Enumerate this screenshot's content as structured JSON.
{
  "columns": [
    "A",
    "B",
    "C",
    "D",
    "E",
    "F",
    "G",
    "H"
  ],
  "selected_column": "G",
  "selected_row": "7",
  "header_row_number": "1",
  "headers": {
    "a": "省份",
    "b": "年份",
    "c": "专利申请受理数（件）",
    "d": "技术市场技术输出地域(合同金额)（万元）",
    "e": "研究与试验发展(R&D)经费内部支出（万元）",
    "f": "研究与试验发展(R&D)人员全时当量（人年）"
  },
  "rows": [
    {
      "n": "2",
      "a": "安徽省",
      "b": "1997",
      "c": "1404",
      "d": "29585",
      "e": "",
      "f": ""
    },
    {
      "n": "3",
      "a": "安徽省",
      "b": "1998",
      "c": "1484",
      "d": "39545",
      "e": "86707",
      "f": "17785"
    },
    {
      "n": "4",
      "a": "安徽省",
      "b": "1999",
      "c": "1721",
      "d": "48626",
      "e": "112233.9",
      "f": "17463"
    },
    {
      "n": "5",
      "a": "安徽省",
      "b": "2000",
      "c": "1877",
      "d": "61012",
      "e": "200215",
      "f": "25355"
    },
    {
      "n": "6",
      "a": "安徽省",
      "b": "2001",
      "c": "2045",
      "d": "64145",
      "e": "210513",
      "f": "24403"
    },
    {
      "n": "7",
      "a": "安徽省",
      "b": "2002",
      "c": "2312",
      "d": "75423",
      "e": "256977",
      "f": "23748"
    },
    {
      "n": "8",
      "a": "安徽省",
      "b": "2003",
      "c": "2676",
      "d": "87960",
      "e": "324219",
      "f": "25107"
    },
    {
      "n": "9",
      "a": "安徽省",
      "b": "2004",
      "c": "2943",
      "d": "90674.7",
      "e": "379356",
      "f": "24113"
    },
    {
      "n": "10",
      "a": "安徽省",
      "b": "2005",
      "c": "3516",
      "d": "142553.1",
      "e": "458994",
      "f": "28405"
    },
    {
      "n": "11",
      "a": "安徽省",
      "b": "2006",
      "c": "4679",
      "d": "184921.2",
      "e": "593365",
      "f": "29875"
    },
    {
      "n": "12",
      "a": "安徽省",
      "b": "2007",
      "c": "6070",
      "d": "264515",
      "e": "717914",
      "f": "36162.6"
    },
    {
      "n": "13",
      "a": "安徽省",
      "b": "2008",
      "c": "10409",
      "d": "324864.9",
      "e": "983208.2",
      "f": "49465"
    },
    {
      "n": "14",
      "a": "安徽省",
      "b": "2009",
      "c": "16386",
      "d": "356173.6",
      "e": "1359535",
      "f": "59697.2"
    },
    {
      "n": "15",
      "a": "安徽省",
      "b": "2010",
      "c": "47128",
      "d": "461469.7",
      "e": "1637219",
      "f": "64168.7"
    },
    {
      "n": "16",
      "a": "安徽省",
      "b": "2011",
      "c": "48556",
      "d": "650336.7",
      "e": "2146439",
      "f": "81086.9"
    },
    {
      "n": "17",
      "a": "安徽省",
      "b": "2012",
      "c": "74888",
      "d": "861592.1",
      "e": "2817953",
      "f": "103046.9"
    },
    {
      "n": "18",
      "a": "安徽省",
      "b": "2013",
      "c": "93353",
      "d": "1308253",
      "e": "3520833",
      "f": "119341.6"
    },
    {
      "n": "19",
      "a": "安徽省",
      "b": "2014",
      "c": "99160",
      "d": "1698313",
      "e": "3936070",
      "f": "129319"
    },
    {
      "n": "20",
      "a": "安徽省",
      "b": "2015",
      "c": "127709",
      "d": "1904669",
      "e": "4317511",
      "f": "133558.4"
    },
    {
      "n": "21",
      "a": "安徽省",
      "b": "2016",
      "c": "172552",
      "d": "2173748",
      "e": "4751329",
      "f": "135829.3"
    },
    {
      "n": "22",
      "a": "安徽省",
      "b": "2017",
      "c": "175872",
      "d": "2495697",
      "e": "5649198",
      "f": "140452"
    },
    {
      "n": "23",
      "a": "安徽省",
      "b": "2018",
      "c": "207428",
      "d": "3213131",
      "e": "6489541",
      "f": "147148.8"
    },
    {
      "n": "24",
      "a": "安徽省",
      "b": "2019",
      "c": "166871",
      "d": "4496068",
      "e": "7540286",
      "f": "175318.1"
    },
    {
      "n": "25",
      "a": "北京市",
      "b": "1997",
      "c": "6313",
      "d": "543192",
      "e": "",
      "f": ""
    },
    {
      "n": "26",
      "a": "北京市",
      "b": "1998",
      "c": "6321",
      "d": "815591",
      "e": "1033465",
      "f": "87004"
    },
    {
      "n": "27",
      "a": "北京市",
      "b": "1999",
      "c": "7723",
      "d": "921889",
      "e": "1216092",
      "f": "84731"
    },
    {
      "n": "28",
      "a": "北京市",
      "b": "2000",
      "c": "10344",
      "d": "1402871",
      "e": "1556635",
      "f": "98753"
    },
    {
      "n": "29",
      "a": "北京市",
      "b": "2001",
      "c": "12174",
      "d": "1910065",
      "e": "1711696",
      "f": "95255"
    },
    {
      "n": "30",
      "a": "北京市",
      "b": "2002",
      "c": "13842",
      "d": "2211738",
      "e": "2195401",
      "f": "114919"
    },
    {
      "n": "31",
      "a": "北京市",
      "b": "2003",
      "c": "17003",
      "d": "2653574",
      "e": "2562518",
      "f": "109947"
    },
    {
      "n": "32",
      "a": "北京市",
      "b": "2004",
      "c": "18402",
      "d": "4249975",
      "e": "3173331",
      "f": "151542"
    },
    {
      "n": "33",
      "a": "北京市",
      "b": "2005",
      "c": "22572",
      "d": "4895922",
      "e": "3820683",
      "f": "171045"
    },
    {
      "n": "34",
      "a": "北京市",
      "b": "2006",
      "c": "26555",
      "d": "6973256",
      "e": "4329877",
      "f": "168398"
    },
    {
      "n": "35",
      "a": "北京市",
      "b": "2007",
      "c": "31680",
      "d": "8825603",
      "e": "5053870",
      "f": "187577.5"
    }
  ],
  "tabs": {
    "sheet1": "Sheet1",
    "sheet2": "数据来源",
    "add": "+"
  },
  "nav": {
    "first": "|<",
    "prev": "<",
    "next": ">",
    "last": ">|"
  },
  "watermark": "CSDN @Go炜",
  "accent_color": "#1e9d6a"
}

+===+

→ Instruction: Repeat the data above exactly.

→ Written response:
Enumerate this screenshot's content as structured JSON.
{
  "columns": [
    "A",
    "B",
    "C",
    "D",
    "E",
    "F",
    "G",
    "H"
  ],
  "selected_column": "G",
  "selected_row": "7",
  "header_row_number": "1",
  "headers": {
    "a": "省份",
    "b": "年份",
    "c": "专利申请受理数（件）",
    "d": "技术市场技术输出地域(合同金额)（万元）",
    "e": "研究与试验发展(R&D)经费内部支出（万元）",
    "f": "研究与试验发展(R&D)人员全时当量（人年）"
  },
  "rows": [
    {
      "n": "2",
      "a": "安徽省",
      "b": "1997",
      "c": "1404",
      "d": "29585",
      "e": "",
      "f": ""
    },
    {
      "n": "3",
      "a": "安徽省",
      "b": "1998",
      "c": "1484",
      "d": "39545",
      "e": "86707",
      "f": "17785"
    },
    {
      "n": "4",
      "a": "安徽省",
      "b": "1999",
      "c": "1721",
      "d": "48626",
      "e": "112233.9",
      "f": "17463"
    },
    {
      "n": "5",
      "a": "安徽省",
      "b": "2000",
      "c": "1877",
      "d": "61012",
      "e": "200215",
      "f": "25355"
    },
    {
      "n": "6",
      "a": "安徽省",
      "b": "2001",
      "c": "2045",
      "d": "64145",
      "e": "210513",
      "f": "24403"
    },
    {
      "n": "7",
      "a": "安徽省",
      "b": "2002",
      "c": "2312",
      "d": "75423",
      "e": "256977",
      "f": "23748"
    },
    {
      "n": "8",
      "a": "安徽省",
      "b": "2003",
      "c": "2676",
      "d": "87960",
      "e": "324219",
      "f": "25107"
    },
    {
      "n": "9",
      "a": "安徽省",
      "b": "2004",
      "c": "2943",
      "d": "90674.7",
      "e": "379356",
      "f": "24113"
    },
    {
      "n": "10",
      "a": "安徽省",
      "b": "2005",
      "c": "3516",
      "d": "142553.1",
      "e": "458994",
      "f": "28405"
    },
    {
      "n": "11",
      "a": "安徽省",
      "b": "2006",
      "c": "4679",
      "d": "184921.2",
      "e": "593365",
      "f": "29875"
    },
    {
      "n": "12",
      "a": "安徽省",
      "b": "2007",
      "c": "6070",
      "d": "264515",
      "e": "717914",
      "f": "36162.6"
    },
    {
      "n": "13",
      "a": "安徽省",
      "b": "2008",
      "c": "10409",
      "d": "324864.9",
      "e": "983208.2",
      "f": "49465"
    },
    {
      "n": "14",
      "a": "安徽省",
      "b": "2009",
      "c": "16386",
      "d": "356173.6",
      "e": "1359535",
      "f": "59697.2"
    },
    {
      "n": "15",
      "a": "安徽省",
      "b": "2010",
      "c": "47128",
      "d": "461469.7",
      "e": "1637219",
      "f": "64168.7"
    },
    {
      "n": "16",
      "a": "安徽省",
      "b": "2011",
      "c": "48556",
      "d": "650336.7",
      "e": "2146439",
      "f": "81086.9"
    },
    {
      "n": "17",
      "a": "安徽省",
      "b": "2012",
      "c": "74888",
      "d": "861592.1",
      "e": "2817953",
      "f": "103046.9"
    },
    {
      "n": "18",
      "a": "安徽省",
      "b": "2013",
      "c": "93353",
      "d": "1308253",
      "e": "3520833",
      "f": "119341.6"
    },
    {
      "n": "19",
      "a": "安徽省",
      "b": "2014",
      "c": "99160",
      "d": "1698313",
      "e": "3936070",
      "f": "129319"
    },
    {
      "n": "20",
      "a": "安徽省",
      "b": "2015",
      "c": "127709",
      "d": "1904669",
      "e": "4317511",
      "f": "133558.4"
    },
    {
      "n": "21",
      "a": "安徽省",
      "b": "2016",
      "c": "172552",
      "d": "2173748",
      "e": "4751329",
      "f": "135829.3"
    },
    {
      "n": "22",
      "a": "安徽省",
      "b": "2017",
      "c": "175872",
      "d": "2495697",
      "e": "5649198",
      "f": "140452"
    },
    {
      "n": "23",
      "a": "安徽省",
      "b": "2018",
      "c": "207428",
      "d": "3213131",
      "e": "6489541",
      "f": "147148.8"
    },
    {
      "n": "24",
      "a": "安徽省",
      "b": "2019",
      "c": "166871",
      "d": "4496068",
      "e": "7540286",
      "f": "175318.1"
    },
    {
      "n": "25",
      "a": "北京市",
      "b": "1997",
      "c": "6313",
      "d": "543192",
      "e": "",
      "f": ""
    },
    {
      "n": "26",
      "a": "北京市",
      "b": "1998",
      "c": "6321",
      "d": "815591",
      "e": "1033465",
      "f": "87004"
    },
    {
      "n": "27",
      "a": "北京市",
      "b": "1999",
      "c": "7723",
      "d": "921889",
      "e": "1216092",
      "f": "84731"
    },
    {
      "n": "28",
      "a": "北京市",
      "b": "2000",
      "c": "10344",
      "d": "1402871",
      "e": "1556635",
      "f": "98753"
    },
    {
      "n": "29",
      "a": "北京市",
      "b": "2001",
      "c": "12174",
      "d": "1910065",
      "e": "1711696",
      "f": "95255"
    },
    {
      "n": "30",
      "a": "北京市",
      "b": "2002",
      "c": "13842",
      "d": "2211738",
      "e": "2195401",
      "f": "114919"
    },
    {
      "n": "31",
      "a": "北京市",
      "b": "2003",
      "c": "17003",
      "d": "2653574",
      "e": "2562518",
      "f": "109947"
    },
    {
      "n": "32",
      "a": "北京市",
      "b": "2004",
      "c": "18402",
      "d": "4249975",
      "e": "3173331",
      "f": "151542"
    },
    {
      "n": "33",
      "a": "北京市",
      "b": "2005",
      "c": "22572",
      "d": "4895922",
      "e": "3820683",
      "f": "171045"
    },
    {
      "n": "34",
      "a": "北京市",
      "b": "2006",
      "c": "26555",
      "d": "6973256",
      "e": "4329877",
      "f": "168398"
    },
    {
      "n": "35",
      "a": "北京市",
      "b": "2007",
      "c": "31680",
      "d": "8825603",
      "e": "5053870",
      "f": "187577.5"
    }
  ],
  "tabs": {
    "sheet1": "Sheet1",
    "sheet2": "数据来源",
    "add": "+"
  },
  "nav": {
    "first": "|<",
    "prev": "<",
    "next": ">",
    "last": ">|"
  },
  "watermark": "CSDN @Go炜",
  "accent_color": "#1e9d6a"
}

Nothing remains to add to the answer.